The second element in model manhood is strength of mind; we mean, at present, of the intellectual powers, rather than of the will or the affections. Mind is necessary to understand, to plan, to execute, to rule over Nature, ourselves, and ether men. In the case of our Saviour, goodness and knowledge were blended together.



III.
The third element in manhood is strength of will The manliest man, to our thinking, is the one who stands upright on his own feet, self-poised, not leaning on anyone else, thinking out his own thoughts, making up his own mind, adhering to his own purpose, master of himself, bending all his powers to his one aim, undismayed by difficulty, conquering opposition, resolute in suffering as vigorous in action, and so victorious in the end.



IV.
One more constituent of manly character is strength of heart. (F. H. Marling.)



Christ the model of the Christian life

I purpose to inquire, What, from the New Testament, was Christ’s own teaching respecting His relations to man?

1. Christ confirmed and enlarged the ethical truths which existed in His age. Whatever was just, and pure, and true, and good, from whatsoever quarter it may have been derived, and whether it was held by the Jews or by the enlightened heathen, was accepted at His hands. The moral precepts of the gospel were not originated by the Saviour when He came upon the earth. They belong to a system of natural ethics. They are the outworkings of natural laws which were made when man was made, and when the world was made. They were partly found out, they were imperfectly known, they shone dimly, before the coming of Christ; but they were unveiled at the time of Christ’s advent more perfectly, and accepted more fully, and carried back to their true source, and arranged so, with reference to their real character, as that they should become transcendently more fruitful than ever they had been in isolation and twilight under heathen civilization.

2. He delivered men from bondage to vehicles and forms of worship; not, however, that He might destroy these things, not that He might detach them from these things, but that He might deepen their sense of the truths and principles which these things had been employed to express. He taught that, whenever there was any conflict between the inward principle and any external law, or custom, or ordinance, the law, or custom, or ordinance, must go down. He taught that the physical must be subordinate to the spiritual, for whose sake it was originally created. He taught that the spirit was to be master of the flesh.

3. Our Saviour cleansed and amplified the knowledge of spiritual truth, and carried that truth far higher than it had ever gone before.

4. He added to the realm of spiritual truths most important elements which had never before been clearly known. The nature of God; the certainty of immortality, etc.

5. More important than all was the fact of the vital intercourse between God’s soul and ours.

6. Christ came, by His sufferings and by His death, to open the way for the universal forgiveness of sin, and for redemption from it.

7. The last point that I shall make in this category is that Christ taught Himself to be Divine; and that His divinity is such a true divinity as makes it proper for men to offer, and for Him to receive, all that it is possible for a human soul to give to its God. (H. W. Beecher.)

Data section
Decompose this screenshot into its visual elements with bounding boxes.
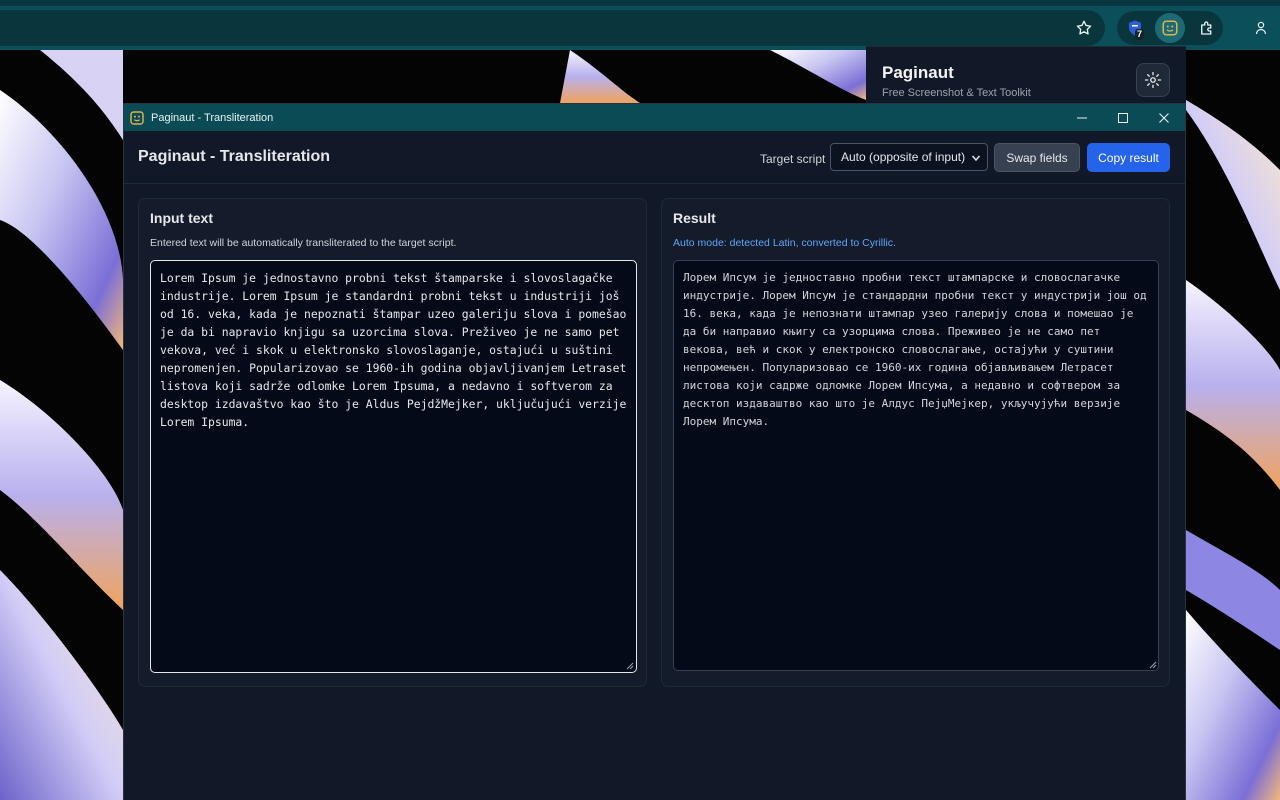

Required work
1. In the sermon excerpt, what is named as the third element in manhood?
2. Please retype the sermon excerpt from "3. Our Saviour" to "of immortality, etc.".

The replies
1. Strength of will.

2.
3. Our Saviour cleansed and amplified the knowledge of spiritual truth, and carried that truth far higher than it had ever gone before.

4. He added to the realm of spiritual truths most important elements which had never before been clearly known. The nature of God; the certainty of immortality, etc.